**Directive**:
Reproduce the records that follow in full, excluding any picture they contain.

**Provided material**:
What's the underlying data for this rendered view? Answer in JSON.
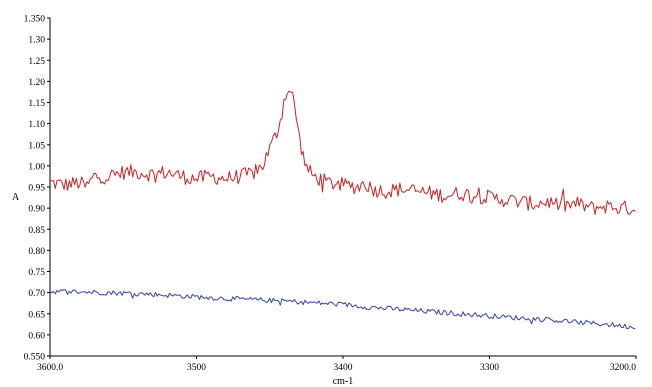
{
  "chart_data": {
    "type": "line",
    "title": "",
    "xlabel": "cm-1",
    "ylabel": "A",
    "xlim": [
      3600.0,
      3200.0
    ],
    "ylim": [
      0.55,
      1.35
    ],
    "x_reversed": true,
    "grid": false,
    "x_ticks": [
      3600,
      3500,
      3400,
      3300,
      3200
    ],
    "x_tick_labels": [
      "3600.0",
      "3500",
      "3400",
      "3300",
      "3200.0"
    ],
    "y_ticks": [
      0.55,
      0.6,
      0.65,
      0.7,
      0.75,
      0.8,
      0.85,
      0.9,
      0.95,
      1.0,
      1.05,
      1.1,
      1.15,
      1.2,
      1.25,
      1.3,
      1.35
    ],
    "y_tick_labels": [
      "0.550",
      "0.60",
      "0.65",
      "0.70",
      "0.75",
      "0.80",
      "0.85",
      "0.90",
      "0.95",
      "1.00",
      "1.05",
      "1.10",
      "1.15",
      "1.20",
      "1.25",
      "1.30",
      "1.350"
    ],
    "series": [
      {
        "color": "#cc2222",
        "x": [
          3600,
          3590,
          3580,
          3575,
          3570,
          3560,
          3550,
          3540,
          3530,
          3520,
          3510,
          3500,
          3490,
          3480,
          3470,
          3460,
          3455,
          3450,
          3445,
          3442,
          3440,
          3438,
          3436,
          3434,
          3432,
          3430,
          3427,
          3424,
          3420,
          3410,
          3400,
          3390,
          3385,
          3380,
          3370,
          3360,
          3350,
          3340,
          3330,
          3320,
          3310,
          3300,
          3290,
          3280,
          3270,
          3260,
          3250,
          3240,
          3230,
          3220,
          3210,
          3200
        ],
        "y": [
          0.96,
          0.955,
          0.96,
          0.95,
          0.975,
          0.975,
          0.985,
          0.985,
          0.98,
          0.985,
          0.975,
          0.97,
          0.975,
          0.97,
          0.975,
          0.985,
          1.0,
          1.04,
          1.08,
          1.12,
          1.16,
          1.18,
          1.175,
          1.16,
          1.12,
          1.07,
          1.02,
          0.99,
          0.975,
          0.96,
          0.955,
          0.95,
          0.96,
          0.945,
          0.94,
          0.945,
          0.94,
          0.935,
          0.93,
          0.935,
          0.93,
          0.925,
          0.92,
          0.915,
          0.91,
          0.915,
          0.905,
          0.91,
          0.9,
          0.905,
          0.9,
          0.9
        ],
        "noise": 0.018
      },
      {
        "color": "#3344aa",
        "x": [
          3600,
          3580,
          3560,
          3540,
          3520,
          3500,
          3480,
          3460,
          3440,
          3420,
          3400,
          3380,
          3360,
          3340,
          3320,
          3300,
          3280,
          3260,
          3240,
          3220,
          3200
        ],
        "y": [
          0.703,
          0.702,
          0.7,
          0.698,
          0.694,
          0.69,
          0.686,
          0.683,
          0.68,
          0.676,
          0.672,
          0.665,
          0.66,
          0.655,
          0.65,
          0.645,
          0.64,
          0.636,
          0.63,
          0.625,
          0.618
        ],
        "noise": 0.006
      }
    ]
  }
}
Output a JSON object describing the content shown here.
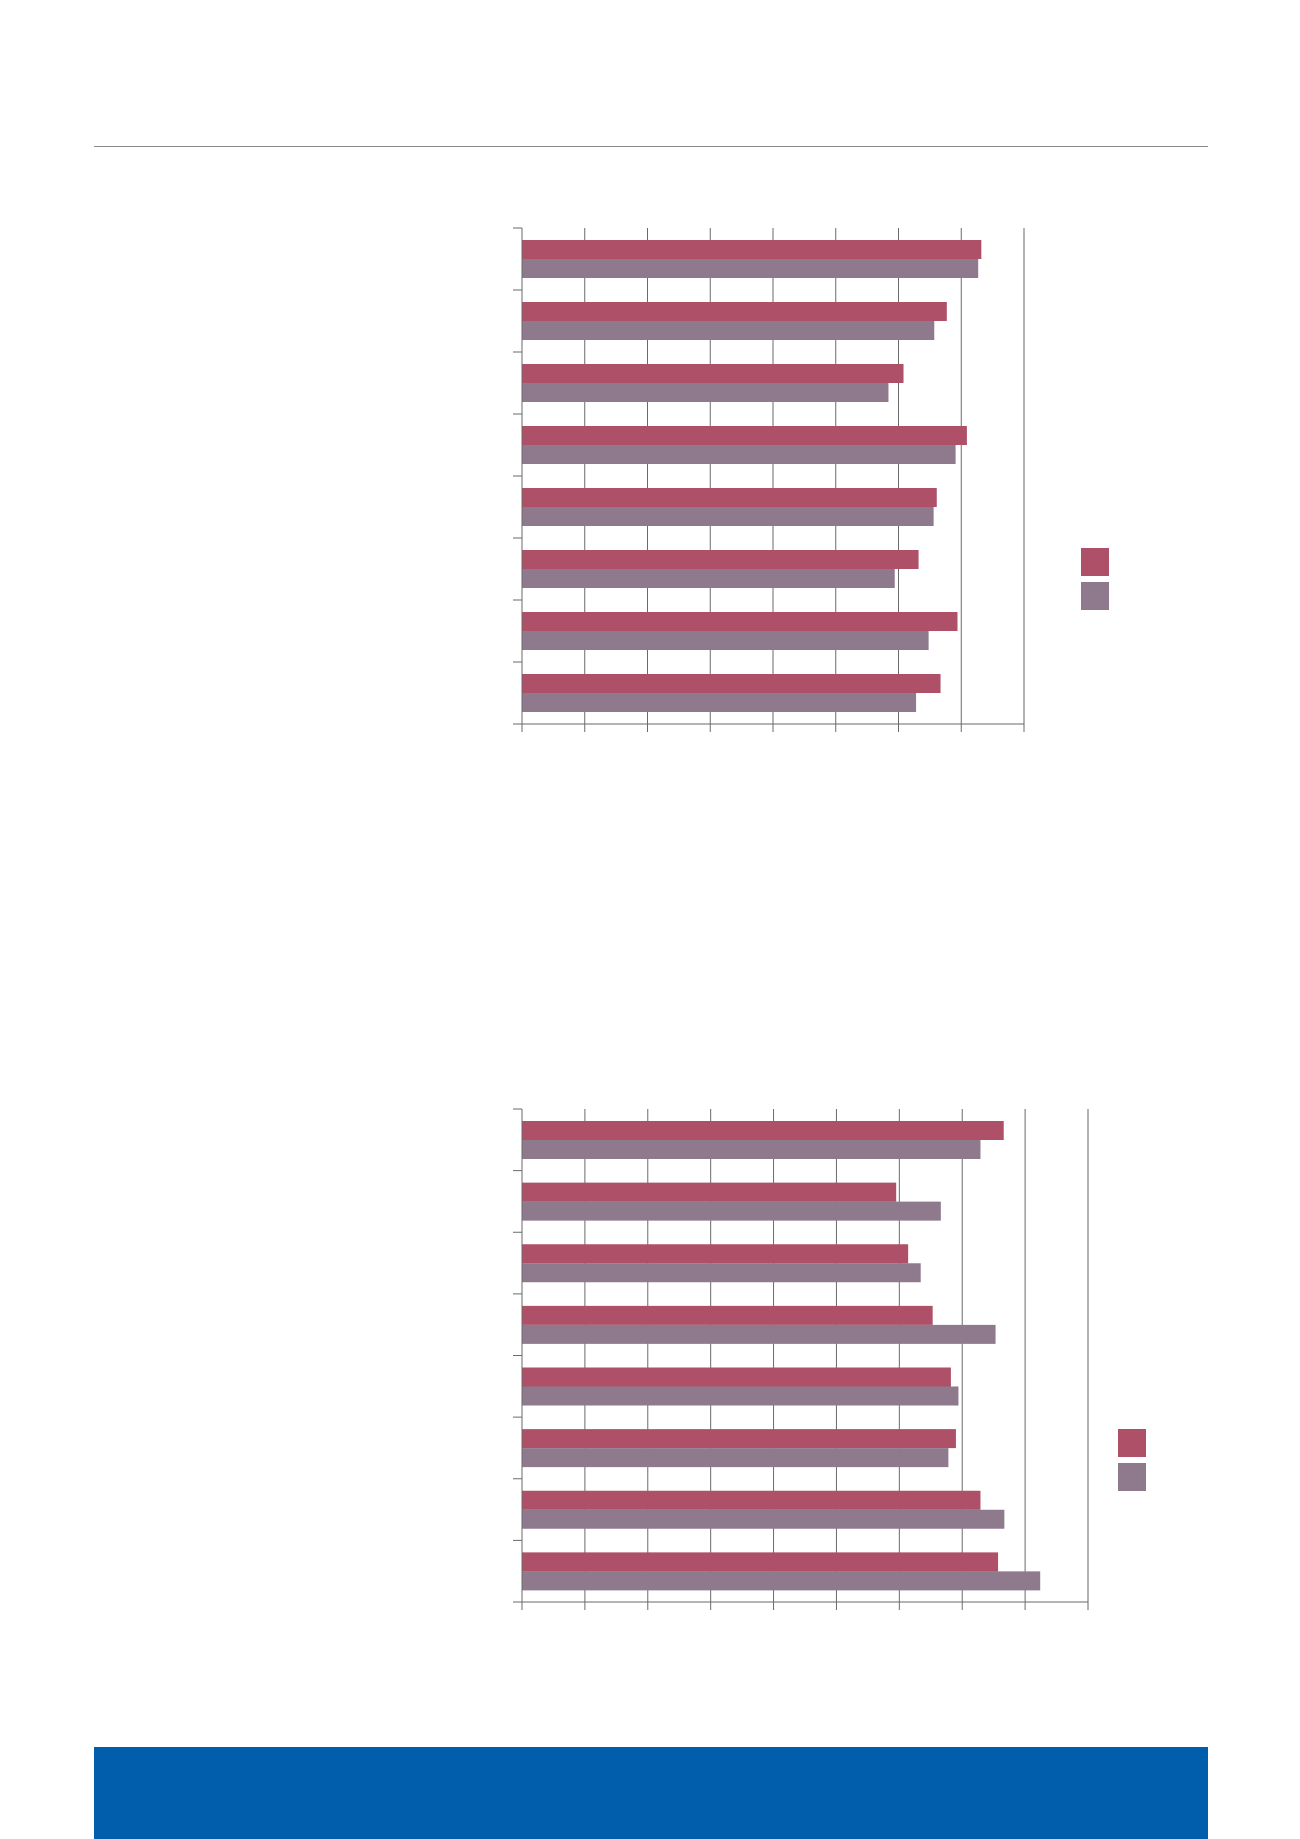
{
  "colors": {
    "series1": "#ae5068",
    "series2": "#8f7a8d",
    "axis": "#6a6a6a",
    "gridline": "#6a6a6a",
    "rule": "#8a8a8a",
    "footer": "#005eac"
  },
  "chart_data": [
    {
      "type": "bar",
      "orientation": "horizontal",
      "grid": true,
      "legend_placement": "right",
      "xlim": [
        0,
        8
      ],
      "categories": [
        "",
        "",
        "",
        "",
        "",
        "",
        "",
        ""
      ],
      "series": [
        {
          "values": [
            7.32,
            6.77,
            6.08,
            7.09,
            6.61,
            6.32,
            6.94,
            6.67
          ]
        },
        {
          "values": [
            7.27,
            6.57,
            5.84,
            6.91,
            6.56,
            5.94,
            6.48,
            6.28
          ]
        }
      ]
    },
    {
      "type": "bar",
      "orientation": "horizontal",
      "grid": true,
      "legend_placement": "right",
      "xlim": [
        0,
        9
      ],
      "categories": [
        "",
        "",
        "",
        "",
        "",
        "",
        "",
        ""
      ],
      "series": [
        {
          "values": [
            7.66,
            5.95,
            6.14,
            6.53,
            6.82,
            6.9,
            7.29,
            7.57
          ]
        },
        {
          "values": [
            7.29,
            6.66,
            6.34,
            7.53,
            6.94,
            6.78,
            7.67,
            8.24
          ]
        }
      ]
    }
  ]
}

**Solved problem**:
What's the underlying data for this rendered view? Answer in JSON.
{
  "chart_data": {
    "type": "line",
    "title": "",
    "xlabel": "cm-1",
    "ylabel": "A",
    "xlim": [
      3600.0,
      3200.0
    ],
    "ylim": [
      0.55,
      1.35
    ],
    "x_reversed": true,
    "grid": false,
    "x_ticks": [
      3600,
      3500,
      3400,
      3300,
      3200
    ],
    "x_tick_labels": [
      "3600.0",
      "3500",
      "3400",
      "3300",
      "3200.0"
    ],
    "y_ticks": [
      0.55,
      0.6,
      0.65,
      0.7,
      0.75,
      0.8,
      0.85,
      0.9,
      0.95,
      1.0,
      1.05,
      1.1,
      1.15,
      1.2,
      1.25,
      1.3,
      1.35
    ],
    "y_tick_labels": [
      "0.550",
      "0.60",
      "0.65",
      "0.70",
      "0.75",
      "0.80",
      "0.85",
      "0.90",
      "0.95",
      "1.00",
      "1.05",
      "1.10",
      "1.15",
      "1.20",
      "1.25",
      "1.30",
      "1.350"
    ],
    "series": [
      {
        "color": "#cc2222",
        "x": [
          3600,
          3590,
          3580,
          3575,
          3570,
          3560,
          3550,
          3540,
          3530,
          3520,
          3510,
          3500,
          3490,
          3480,
          3470,
          3460,
          3455,
          3450,
          3445,
          3442,
          3440,
          3438,
          3436,
          3434,
          3432,
          3430,
          3427,
          3424,
          3420,
          3410,
          3400,
          3390,
          3385,
          3380,
          3370,
          3360,
          3350,
          3340,
          3330,
          3320,
          3310,
          3300,
          3290,
          3280,
          3270,
          3260,
          3250,
          3240,
          3230,
          3220,
          3210,
          3200
        ],
        "y": [
          0.96,
          0.955,
          0.96,
          0.95,
          0.975,
          0.975,
          0.985,
          0.985,
          0.98,
          0.985,
          0.975,
          0.97,
          0.975,
          0.97,
          0.975,
          0.985,
          1.0,
          1.04,
          1.08,
          1.12,
          1.16,
          1.18,
          1.175,
          1.16,
          1.12,
          1.07,
          1.02,
          0.99,
          0.975,
          0.96,
          0.955,
          0.95,
          0.96,
          0.945,
          0.94,
          0.945,
          0.94,
          0.935,
          0.93,
          0.935,
          0.93,
          0.925,
          0.92,
          0.915,
          0.91,
          0.915,
          0.905,
          0.91,
          0.9,
          0.905,
          0.9,
          0.9
        ],
        "noise": 0.018
      },
      {
        "color": "#3344aa",
        "x": [
          3600,
          3580,
          3560,
          3540,
          3520,
          3500,
          3480,
          3460,
          3440,
          3420,
          3400,
          3380,
          3360,
          3340,
          3320,
          3300,
          3280,
          3260,
          3240,
          3220,
          3200
        ],
        "y": [
          0.703,
          0.702,
          0.7,
          0.698,
          0.694,
          0.69,
          0.686,
          0.683,
          0.68,
          0.676,
          0.672,
          0.665,
          0.66,
          0.655,
          0.65,
          0.645,
          0.64,
          0.636,
          0.63,
          0.625,
          0.618
        ],
        "noise": 0.006
      }
    ]
  }
}
Output a JSON object describing the content shown here.
{
  "colors": {
    "series1": "#ae5068",
    "series2": "#8f7a8d",
    "axis": "#6a6a6a",
    "gridline": "#6a6a6a",
    "rule": "#8a8a8a",
    "footer": "#005eac"
  },
  "chart_data": [
    {
      "type": "bar",
      "orientation": "horizontal",
      "grid": true,
      "legend_placement": "right",
      "xlim": [
        0,
        8
      ],
      "categories": [
        "",
        "",
        "",
        "",
        "",
        "",
        "",
        ""
      ],
      "series": [
        {
          "values": [
            7.32,
            6.77,
            6.08,
            7.09,
            6.61,
            6.32,
            6.94,
            6.67
          ]
        },
        {
          "values": [
            7.27,
            6.57,
            5.84,
            6.91,
            6.56,
            5.94,
            6.48,
            6.28
          ]
        }
      ]
    },
    {
      "type": "bar",
      "orientation": "horizontal",
      "grid": true,
      "legend_placement": "right",
      "xlim": [
        0,
        9
      ],
      "categories": [
        "",
        "",
        "",
        "",
        "",
        "",
        "",
        ""
      ],
      "series": [
        {
          "values": [
            7.66,
            5.95,
            6.14,
            6.53,
            6.82,
            6.9,
            7.29,
            7.57
          ]
        },
        {
          "values": [
            7.29,
            6.66,
            6.34,
            7.53,
            6.94,
            6.78,
            7.67,
            8.24
          ]
        }
      ]
    }
  ]
}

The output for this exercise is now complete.